What you will do -
Reproduce the records below exactly as they appear.

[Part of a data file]
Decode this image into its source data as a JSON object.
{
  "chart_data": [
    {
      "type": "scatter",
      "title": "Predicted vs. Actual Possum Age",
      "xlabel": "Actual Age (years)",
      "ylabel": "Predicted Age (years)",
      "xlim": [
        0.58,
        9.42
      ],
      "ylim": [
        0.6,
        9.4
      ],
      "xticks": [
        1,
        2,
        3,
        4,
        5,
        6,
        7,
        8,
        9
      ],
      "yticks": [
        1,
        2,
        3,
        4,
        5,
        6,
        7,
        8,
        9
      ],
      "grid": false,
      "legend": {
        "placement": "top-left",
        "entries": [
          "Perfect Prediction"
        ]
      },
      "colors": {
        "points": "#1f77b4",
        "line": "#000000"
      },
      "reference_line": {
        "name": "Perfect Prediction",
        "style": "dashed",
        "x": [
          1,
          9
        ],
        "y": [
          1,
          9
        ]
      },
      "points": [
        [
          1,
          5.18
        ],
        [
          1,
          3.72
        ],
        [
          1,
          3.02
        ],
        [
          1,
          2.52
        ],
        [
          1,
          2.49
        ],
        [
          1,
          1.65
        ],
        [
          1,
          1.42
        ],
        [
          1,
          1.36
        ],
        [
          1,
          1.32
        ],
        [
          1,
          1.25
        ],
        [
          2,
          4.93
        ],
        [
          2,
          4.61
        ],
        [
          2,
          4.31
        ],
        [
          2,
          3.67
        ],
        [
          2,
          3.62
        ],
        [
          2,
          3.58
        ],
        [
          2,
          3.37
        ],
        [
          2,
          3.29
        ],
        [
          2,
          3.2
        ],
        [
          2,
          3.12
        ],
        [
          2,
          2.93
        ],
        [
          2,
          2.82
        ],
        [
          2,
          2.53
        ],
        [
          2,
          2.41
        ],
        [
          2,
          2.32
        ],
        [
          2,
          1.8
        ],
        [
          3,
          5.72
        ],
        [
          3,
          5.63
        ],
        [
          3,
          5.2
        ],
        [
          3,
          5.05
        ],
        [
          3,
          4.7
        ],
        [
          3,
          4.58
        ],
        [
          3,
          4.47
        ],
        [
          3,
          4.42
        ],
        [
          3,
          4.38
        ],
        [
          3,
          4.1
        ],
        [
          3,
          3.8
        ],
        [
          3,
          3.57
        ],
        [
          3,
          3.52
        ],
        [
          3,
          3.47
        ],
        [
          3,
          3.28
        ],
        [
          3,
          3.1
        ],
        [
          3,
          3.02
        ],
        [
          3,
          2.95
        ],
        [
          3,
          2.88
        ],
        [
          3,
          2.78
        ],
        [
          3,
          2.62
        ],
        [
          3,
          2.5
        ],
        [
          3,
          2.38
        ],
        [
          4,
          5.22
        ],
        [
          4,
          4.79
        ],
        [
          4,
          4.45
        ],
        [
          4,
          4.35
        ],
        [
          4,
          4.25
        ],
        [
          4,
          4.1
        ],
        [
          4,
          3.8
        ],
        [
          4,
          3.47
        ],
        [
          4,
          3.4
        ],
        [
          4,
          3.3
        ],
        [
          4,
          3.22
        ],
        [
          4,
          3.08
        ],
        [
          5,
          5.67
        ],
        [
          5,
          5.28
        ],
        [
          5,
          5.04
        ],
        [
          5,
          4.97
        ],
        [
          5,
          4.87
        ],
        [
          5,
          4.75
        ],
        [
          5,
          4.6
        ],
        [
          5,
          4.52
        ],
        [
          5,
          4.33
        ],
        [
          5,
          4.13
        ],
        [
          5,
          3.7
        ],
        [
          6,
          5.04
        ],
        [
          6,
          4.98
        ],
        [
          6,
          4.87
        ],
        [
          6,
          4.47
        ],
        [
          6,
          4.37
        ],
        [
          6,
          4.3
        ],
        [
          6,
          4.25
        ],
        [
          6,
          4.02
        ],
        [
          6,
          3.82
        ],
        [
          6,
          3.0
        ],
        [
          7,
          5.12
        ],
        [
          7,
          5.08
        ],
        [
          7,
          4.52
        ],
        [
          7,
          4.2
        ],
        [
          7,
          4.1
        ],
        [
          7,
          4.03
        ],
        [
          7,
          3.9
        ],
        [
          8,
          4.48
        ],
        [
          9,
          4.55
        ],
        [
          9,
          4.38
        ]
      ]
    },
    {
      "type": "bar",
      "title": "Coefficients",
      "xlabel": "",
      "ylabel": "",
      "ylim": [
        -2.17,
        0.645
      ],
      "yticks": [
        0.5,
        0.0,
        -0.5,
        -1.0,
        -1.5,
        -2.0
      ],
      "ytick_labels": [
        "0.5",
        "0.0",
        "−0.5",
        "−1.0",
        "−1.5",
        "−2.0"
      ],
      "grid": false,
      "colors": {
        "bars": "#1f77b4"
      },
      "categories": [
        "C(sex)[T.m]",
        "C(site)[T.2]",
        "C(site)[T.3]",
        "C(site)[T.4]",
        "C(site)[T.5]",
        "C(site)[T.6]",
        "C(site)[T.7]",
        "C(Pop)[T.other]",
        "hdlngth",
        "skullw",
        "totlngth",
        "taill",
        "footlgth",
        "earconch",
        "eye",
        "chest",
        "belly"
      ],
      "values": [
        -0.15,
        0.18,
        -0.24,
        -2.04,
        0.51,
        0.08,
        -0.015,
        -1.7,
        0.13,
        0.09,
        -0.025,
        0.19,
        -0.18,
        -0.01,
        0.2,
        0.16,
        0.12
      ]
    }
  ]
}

Solution for this problem -
Decode this image into its source data as a JSON object.
{
  "chart_data": [
    {
      "type": "scatter",
      "title": "Predicted vs. Actual Possum Age",
      "xlabel": "Actual Age (years)",
      "ylabel": "Predicted Age (years)",
      "xlim": [
        0.58,
        9.42
      ],
      "ylim": [
        0.6,
        9.4
      ],
      "xticks": [
        1,
        2,
        3,
        4,
        5,
        6,
        7,
        8,
        9
      ],
      "yticks": [
        1,
        2,
        3,
        4,
        5,
        6,
        7,
        8,
        9
      ],
      "grid": false,
      "legend": {
        "placement": "top-left",
        "entries": [
          "Perfect Prediction"
        ]
      },
      "colors": {
        "points": "#1f77b4",
        "line": "#000000"
      },
      "reference_line": {
        "name": "Perfect Prediction",
        "style": "dashed",
        "x": [
          1,
          9
        ],
        "y": [
          1,
          9
        ]
      },
      "points": [
        [
          1,
          5.18
        ],
        [
          1,
          3.72
        ],
        [
          1,
          3.02
        ],
        [
          1,
          2.52
        ],
        [
          1,
          2.49
        ],
        [
          1,
          1.65
        ],
        [
          1,
          1.42
        ],
        [
          1,
          1.36
        ],
        [
          1,
          1.32
        ],
        [
          1,
          1.25
        ],
        [
          2,
          4.93
        ],
        [
          2,
          4.61
        ],
        [
          2,
          4.31
        ],
        [
          2,
          3.67
        ],
        [
          2,
          3.62
        ],
        [
          2,
          3.58
        ],
        [
          2,
          3.37
        ],
        [
          2,
          3.29
        ],
        [
          2,
          3.2
        ],
        [
          2,
          3.12
        ],
        [
          2,
          2.93
        ],
        [
          2,
          2.82
        ],
        [
          2,
          2.53
        ],
        [
          2,
          2.41
        ],
        [
          2,
          2.32
        ],
        [
          2,
          1.8
        ],
        [
          3,
          5.72
        ],
        [
          3,
          5.63
        ],
        [
          3,
          5.2
        ],
        [
          3,
          5.05
        ],
        [
          3,
          4.7
        ],
        [
          3,
          4.58
        ],
        [
          3,
          4.47
        ],
        [
          3,
          4.42
        ],
        [
          3,
          4.38
        ],
        [
          3,
          4.1
        ],
        [
          3,
          3.8
        ],
        [
          3,
          3.57
        ],
        [
          3,
          3.52
        ],
        [
          3,
          3.47
        ],
        [
          3,
          3.28
        ],
        [
          3,
          3.1
        ],
        [
          3,
          3.02
        ],
        [
          3,
          2.95
        ],
        [
          3,
          2.88
        ],
        [
          3,
          2.78
        ],
        [
          3,
          2.62
        ],
        [
          3,
          2.5
        ],
        [
          3,
          2.38
        ],
        [
          4,
          5.22
        ],
        [
          4,
          4.79
        ],
        [
          4,
          4.45
        ],
        [
          4,
          4.35
        ],
        [
          4,
          4.25
        ],
        [
          4,
          4.1
        ],
        [
          4,
          3.8
        ],
        [
          4,
          3.47
        ],
        [
          4,
          3.4
        ],
        [
          4,
          3.3
        ],
        [
          4,
          3.22
        ],
        [
          4,
          3.08
        ],
        [
          5,
          5.67
        ],
        [
          5,
          5.28
        ],
        [
          5,
          5.04
        ],
        [
          5,
          4.97
        ],
        [
          5,
          4.87
        ],
        [
          5,
          4.75
        ],
        [
          5,
          4.6
        ],
        [
          5,
          4.52
        ],
        [
          5,
          4.33
        ],
        [
          5,
          4.13
        ],
        [
          5,
          3.7
        ],
        [
          6,
          5.04
        ],
        [
          6,
          4.98
        ],
        [
          6,
          4.87
        ],
        [
          6,
          4.47
        ],
        [
          6,
          4.37
        ],
        [
          6,
          4.3
        ],
        [
          6,
          4.25
        ],
        [
          6,
          4.02
        ],
        [
          6,
          3.82
        ],
        [
          6,
          3.0
        ],
        [
          7,
          5.12
        ],
        [
          7,
          5.08
        ],
        [
          7,
          4.52
        ],
        [
          7,
          4.2
        ],
        [
          7,
          4.1
        ],
        [
          7,
          4.03
        ],
        [
          7,
          3.9
        ],
        [
          8,
          4.48
        ],
        [
          9,
          4.55
        ],
        [
          9,
          4.38
        ]
      ]
    },
    {
      "type": "bar",
      "title": "Coefficients",
      "xlabel": "",
      "ylabel": "",
      "ylim": [
        -2.17,
        0.645
      ],
      "yticks": [
        0.5,
        0.0,
        -0.5,
        -1.0,
        -1.5,
        -2.0
      ],
      "ytick_labels": [
        "0.5",
        "0.0",
        "−0.5",
        "−1.0",
        "−1.5",
        "−2.0"
      ],
      "grid": false,
      "colors": {
        "bars": "#1f77b4"
      },
      "categories": [
        "C(sex)[T.m]",
        "C(site)[T.2]",
        "C(site)[T.3]",
        "C(site)[T.4]",
        "C(site)[T.5]",
        "C(site)[T.6]",
        "C(site)[T.7]",
        "C(Pop)[T.other]",
        "hdlngth",
        "skullw",
        "totlngth",
        "taill",
        "footlgth",
        "earconch",
        "eye",
        "chest",
        "belly"
      ],
      "values": [
        -0.15,
        0.18,
        -0.24,
        -2.04,
        0.51,
        0.08,
        -0.015,
        -1.7,
        0.13,
        0.09,
        -0.025,
        0.19,
        -0.18,
        -0.01,
        0.2,
        0.16,
        0.12
      ]
    }
  ]
}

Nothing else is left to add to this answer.